Given problem
Select the lines of the records containing the word "trip" and list them.

=== Given entries ===

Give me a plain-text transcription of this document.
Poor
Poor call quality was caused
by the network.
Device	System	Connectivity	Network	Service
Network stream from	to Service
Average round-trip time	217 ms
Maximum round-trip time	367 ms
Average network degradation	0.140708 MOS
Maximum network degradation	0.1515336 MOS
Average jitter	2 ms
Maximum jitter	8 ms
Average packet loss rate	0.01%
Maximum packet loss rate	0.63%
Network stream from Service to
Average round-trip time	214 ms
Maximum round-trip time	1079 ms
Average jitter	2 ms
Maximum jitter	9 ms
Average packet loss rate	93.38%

===

Finished task
Average round-trip time	217 ms
Maximum round-trip time	367 ms
Average round-trip time	214 ms
Maximum round-trip time	1079 ms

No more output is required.